(Required work) Exactly as they appear, output all of the entries.

(Record extracts)
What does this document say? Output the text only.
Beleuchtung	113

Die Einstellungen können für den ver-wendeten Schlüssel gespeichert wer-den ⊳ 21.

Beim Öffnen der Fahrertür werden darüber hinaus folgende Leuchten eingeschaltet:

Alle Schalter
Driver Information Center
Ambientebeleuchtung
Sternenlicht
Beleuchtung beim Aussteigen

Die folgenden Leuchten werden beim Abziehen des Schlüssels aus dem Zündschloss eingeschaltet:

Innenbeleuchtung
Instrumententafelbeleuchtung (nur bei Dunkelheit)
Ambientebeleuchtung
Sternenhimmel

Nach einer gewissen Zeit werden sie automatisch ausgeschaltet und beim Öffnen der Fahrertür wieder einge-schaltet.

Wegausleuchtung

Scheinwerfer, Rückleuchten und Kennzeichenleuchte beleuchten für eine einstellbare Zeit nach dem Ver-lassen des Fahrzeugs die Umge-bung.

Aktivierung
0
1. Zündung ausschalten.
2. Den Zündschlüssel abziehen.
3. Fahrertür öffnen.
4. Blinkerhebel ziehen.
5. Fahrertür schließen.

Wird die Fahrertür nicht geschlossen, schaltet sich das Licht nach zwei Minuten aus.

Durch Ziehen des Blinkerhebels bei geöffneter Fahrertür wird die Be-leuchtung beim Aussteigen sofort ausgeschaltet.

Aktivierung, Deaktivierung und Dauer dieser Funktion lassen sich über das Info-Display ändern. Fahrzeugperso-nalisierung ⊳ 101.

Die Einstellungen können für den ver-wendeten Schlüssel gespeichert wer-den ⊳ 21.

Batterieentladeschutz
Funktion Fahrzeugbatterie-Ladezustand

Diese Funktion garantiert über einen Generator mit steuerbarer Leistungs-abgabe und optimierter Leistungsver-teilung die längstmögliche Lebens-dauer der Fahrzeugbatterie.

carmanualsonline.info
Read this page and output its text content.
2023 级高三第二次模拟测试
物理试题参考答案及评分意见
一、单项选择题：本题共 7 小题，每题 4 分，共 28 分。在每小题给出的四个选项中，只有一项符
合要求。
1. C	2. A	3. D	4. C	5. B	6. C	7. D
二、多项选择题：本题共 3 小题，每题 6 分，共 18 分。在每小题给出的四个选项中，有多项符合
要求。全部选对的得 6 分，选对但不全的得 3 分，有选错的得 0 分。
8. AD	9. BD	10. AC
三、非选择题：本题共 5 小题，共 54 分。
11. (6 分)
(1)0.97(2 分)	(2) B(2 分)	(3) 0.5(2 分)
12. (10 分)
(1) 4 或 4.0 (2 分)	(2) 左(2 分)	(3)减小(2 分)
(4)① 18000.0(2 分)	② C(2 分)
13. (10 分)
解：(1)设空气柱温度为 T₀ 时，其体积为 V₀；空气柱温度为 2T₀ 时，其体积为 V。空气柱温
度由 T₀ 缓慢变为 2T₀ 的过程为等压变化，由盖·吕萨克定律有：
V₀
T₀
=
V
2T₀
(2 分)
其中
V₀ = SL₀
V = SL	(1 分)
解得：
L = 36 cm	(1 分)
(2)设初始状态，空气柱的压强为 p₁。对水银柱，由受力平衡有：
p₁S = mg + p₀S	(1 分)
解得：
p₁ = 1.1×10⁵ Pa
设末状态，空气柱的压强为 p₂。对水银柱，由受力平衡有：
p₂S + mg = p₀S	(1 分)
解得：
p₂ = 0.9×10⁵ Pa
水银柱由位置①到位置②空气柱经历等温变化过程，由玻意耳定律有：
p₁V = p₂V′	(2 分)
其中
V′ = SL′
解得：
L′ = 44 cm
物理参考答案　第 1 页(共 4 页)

(Final result)
What does this document say? Output the text only.
Beleuchtung	113

Die Einstellungen können für den ver-wendeten Schlüssel gespeichert wer-den ⊳ 21.

Beim Öffnen der Fahrertür werden darüber hinaus folgende Leuchten eingeschaltet:

Alle Schalter
Driver Information Center
Ambientebeleuchtung
Sternenlicht
Beleuchtung beim Aussteigen

Die folgenden Leuchten werden beim Abziehen des Schlüssels aus dem Zündschloss eingeschaltet:

Innenbeleuchtung
Instrumententafelbeleuchtung (nur bei Dunkelheit)
Ambientebeleuchtung
Sternenhimmel

Nach einer gewissen Zeit werden sie automatisch ausgeschaltet und beim Öffnen der Fahrertür wieder einge-schaltet.

Wegausleuchtung

Scheinwerfer, Rückleuchten und Kennzeichenleuchte beleuchten für eine einstellbare Zeit nach dem Ver-lassen des Fahrzeugs die Umge-bung.

Aktivierung
0
1. Zündung ausschalten.
2. Den Zündschlüssel abziehen.
3. Fahrertür öffnen.
4. Blinkerhebel ziehen.
5. Fahrertür schließen.

Wird die Fahrertür nicht geschlossen, schaltet sich das Licht nach zwei Minuten aus.

Durch Ziehen des Blinkerhebels bei geöffneter Fahrertür wird die Be-leuchtung beim Aussteigen sofort ausgeschaltet.

Aktivierung, Deaktivierung und Dauer dieser Funktion lassen sich über das Info-Display ändern. Fahrzeugperso-nalisierung ⊳ 101.

Die Einstellungen können für den ver-wendeten Schlüssel gespeichert wer-den ⊳ 21.

Batterieentladeschutz
Funktion Fahrzeugbatterie-Ladezustand

Diese Funktion garantiert über einen Generator mit steuerbarer Leistungs-abgabe und optimierter Leistungsver-teilung die längstmögliche Lebens-dauer der Fahrzeugbatterie.

carmanualsonline.info
Read this page and output its text content.
2023 级高三第二次模拟测试
物理试题参考答案及评分意见
一、单项选择题：本题共 7 小题，每题 4 分，共 28 分。在每小题给出的四个选项中，只有一项符
合要求。
1. C	2. A	3. D	4. C	5. B	6. C	7. D
二、多项选择题：本题共 3 小题，每题 6 分，共 18 分。在每小题给出的四个选项中，有多项符合
要求。全部选对的得 6 分，选对但不全的得 3 分，有选错的得 0 分。
8. AD	9. BD	10. AC
三、非选择题：本题共 5 小题，共 54 分。
11. (6 分)
(1)0.97(2 分)	(2) B(2 分)	(3) 0.5(2 分)
12. (10 分)
(1) 4 或 4.0 (2 分)	(2) 左(2 分)	(3)减小(2 分)
(4)① 18000.0(2 分)	② C(2 分)
13. (10 分)
解：(1)设空气柱温度为 T₀ 时，其体积为 V₀；空气柱温度为 2T₀ 时，其体积为 V。空气柱温
度由 T₀ 缓慢变为 2T₀ 的过程为等压变化，由盖·吕萨克定律有：
V₀
T₀
=
V
2T₀
(2 分)
其中
V₀ = SL₀
V = SL	(1 分)
解得：
L = 36 cm	(1 分)
(2)设初始状态，空气柱的压强为 p₁。对水银柱，由受力平衡有：
p₁S = mg + p₀S	(1 分)
解得：
p₁ = 1.1×10⁵ Pa
设末状态，空气柱的压强为 p₂。对水银柱，由受力平衡有：
p₂S + mg = p₀S	(1 分)
解得：
p₂ = 0.9×10⁵ Pa
水银柱由位置①到位置②空气柱经历等温变化过程，由玻意耳定律有：
p₁V = p₂V′	(2 分)
其中
V′ = SL′
解得：
L′ = 44 cm
物理参考答案　第 1 页(共 4 页)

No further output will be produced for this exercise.